*WHAT YOU WILL DO*: Locate the word "минут" in the data below, then copy every line that holds it.

++++ LISTED RECORDS

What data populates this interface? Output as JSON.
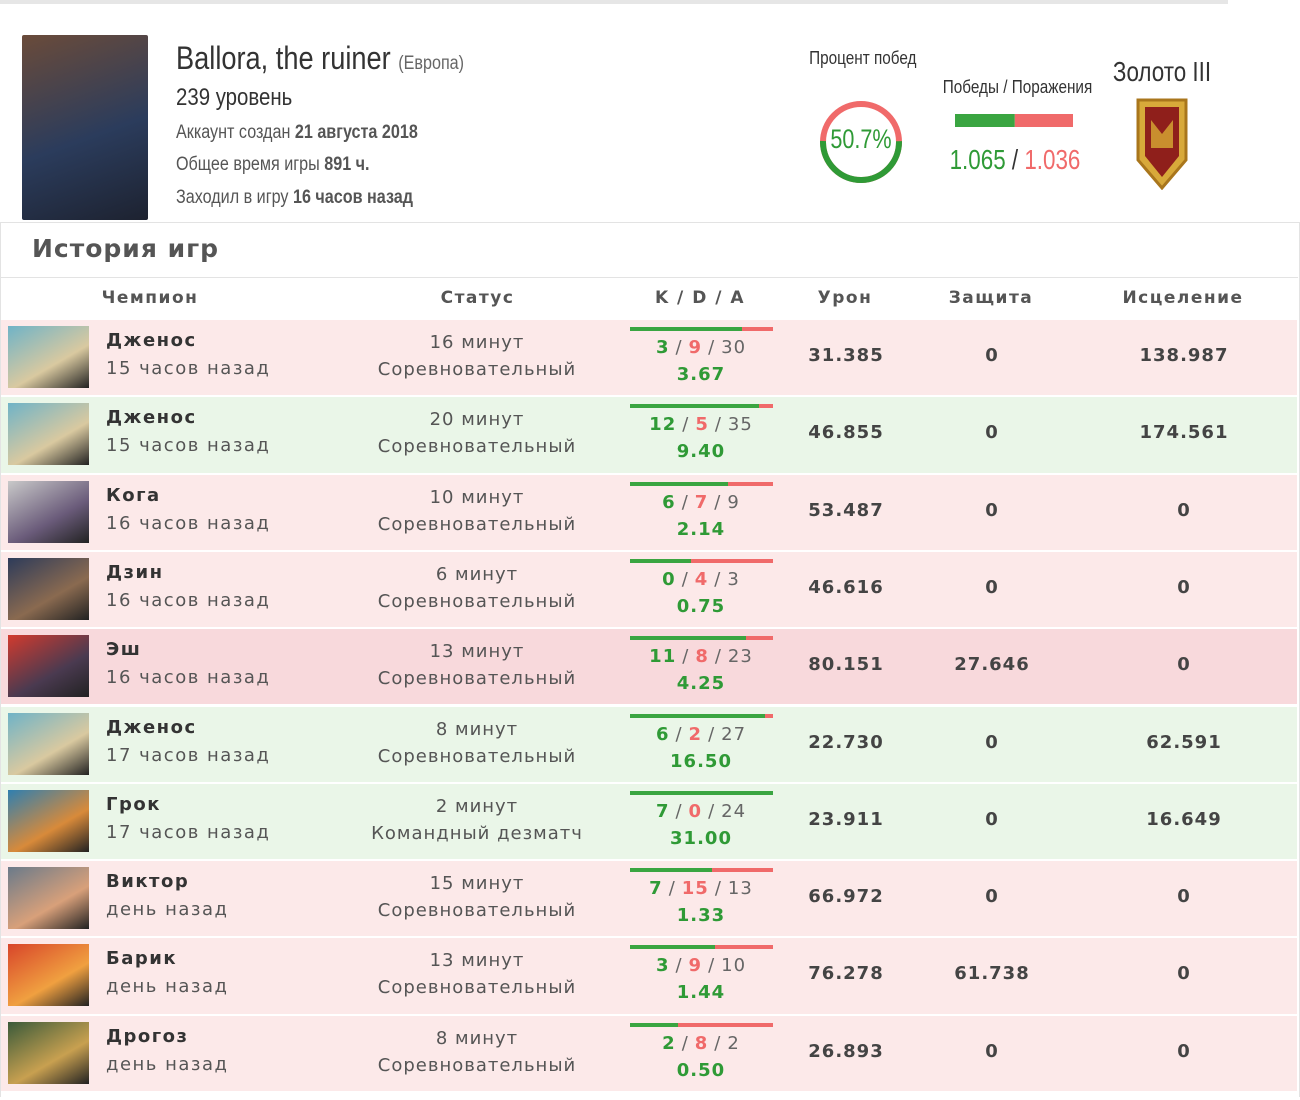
{
  "profile": {
    "name": "Ballora, the ruiner",
    "region": "(Европа)",
    "level": "239 уровень",
    "created_label": "Аккаунт создан",
    "created": "21 августа 2018",
    "playtime_label": "Общее время игры",
    "playtime": "891 ч.",
    "last_seen_label": "Заходил в игру",
    "last_seen": "16 часов назад"
  },
  "stats": {
    "win_rate_title": "Процент побед",
    "win_rate": {
      "value": 50.7,
      "label": "50.7%"
    },
    "wl_title": "Победы / Поражения",
    "wins": {
      "value": 1065,
      "label": "1.065"
    },
    "separator": "/",
    "losses": {
      "value": 1036,
      "label": "1.036"
    },
    "rank": "Золото III"
  },
  "history": {
    "title": "История игр",
    "columns": [
      "Чемпион",
      "Статус",
      "K / D / A",
      "Урон",
      "Защита",
      "Исцеление"
    ],
    "rows": [
      {
        "champion": "Дженос",
        "ago": "15 часов назад",
        "duration": "16 минут",
        "mode": "Соревновательный",
        "k": 3,
        "d": 9,
        "a": 30,
        "ratio": "3.67",
        "damage": "31.385",
        "shield": "0",
        "healing": "138.987",
        "background": "#fce9e9"
      },
      {
        "champion": "Дженос",
        "ago": "15 часов назад",
        "duration": "20 минут",
        "mode": "Соревновательный",
        "k": 12,
        "d": 5,
        "a": 35,
        "ratio": "9.40",
        "damage": "46.855",
        "shield": "0",
        "healing": "174.561",
        "background": "#eaf6e8"
      },
      {
        "champion": "Кога",
        "ago": "16 часов назад",
        "duration": "10 минут",
        "mode": "Соревновательный",
        "k": 6,
        "d": 7,
        "a": 9,
        "ratio": "2.14",
        "damage": "53.487",
        "shield": "0",
        "healing": "0",
        "background": "#fce9e9"
      },
      {
        "champion": "Дзин",
        "ago": "16 часов назад",
        "duration": "6 минут",
        "mode": "Соревновательный",
        "k": 0,
        "d": 4,
        "a": 3,
        "ratio": "0.75",
        "damage": "46.616",
        "shield": "0",
        "healing": "0",
        "background": "#fce9e9"
      },
      {
        "champion": "Эш",
        "ago": "16 часов назад",
        "duration": "13 минут",
        "mode": "Соревновательный",
        "k": 11,
        "d": 8,
        "a": 23,
        "ratio": "4.25",
        "damage": "80.151",
        "shield": "27.646",
        "healing": "0",
        "background": "#f8d9dc"
      },
      {
        "champion": "Дженос",
        "ago": "17 часов назад",
        "duration": "8 минут",
        "mode": "Соревновательный",
        "k": 6,
        "d": 2,
        "a": 27,
        "ratio": "16.50",
        "damage": "22.730",
        "shield": "0",
        "healing": "62.591",
        "background": "#eaf6e8"
      },
      {
        "champion": "Грок",
        "ago": "17 часов назад",
        "duration": "2 минут",
        "mode": "Командный дезматч",
        "k": 7,
        "d": 0,
        "a": 24,
        "ratio": "31.00",
        "damage": "23.911",
        "shield": "0",
        "healing": "16.649",
        "background": "#eaf6e8"
      },
      {
        "champion": "Виктор",
        "ago": "день назад",
        "duration": "15 минут",
        "mode": "Соревновательный",
        "k": 7,
        "d": 15,
        "a": 13,
        "ratio": "1.33",
        "damage": "66.972",
        "shield": "0",
        "healing": "0",
        "background": "#fce9e9"
      },
      {
        "champion": "Барик",
        "ago": "день назад",
        "duration": "13 минут",
        "mode": "Соревновательный",
        "k": 3,
        "d": 9,
        "a": 10,
        "ratio": "1.44",
        "damage": "76.278",
        "shield": "61.738",
        "healing": "0",
        "background": "#fce9e9"
      },
      {
        "champion": "Дрогоз",
        "ago": "день назад",
        "duration": "8 минут",
        "mode": "Соревновательный",
        "k": 2,
        "d": 8,
        "a": 2,
        "ratio": "0.50",
        "damage": "26.893",
        "shield": "0",
        "healing": "0",
        "background": "#fce9e9"
      }
    ]
  }
}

++++++++

*EXERCISE RESULT*:
        "duration": "16 минут",
        "duration": "20 минут",
        "duration": "10 минут",
        "duration": "6 минут",
        "duration": "13 минут",
        "duration": "8 минут",
        "duration": "2 минут",
        "duration": "15 минут",
        "duration": "13 минут",
        "duration": "8 минут",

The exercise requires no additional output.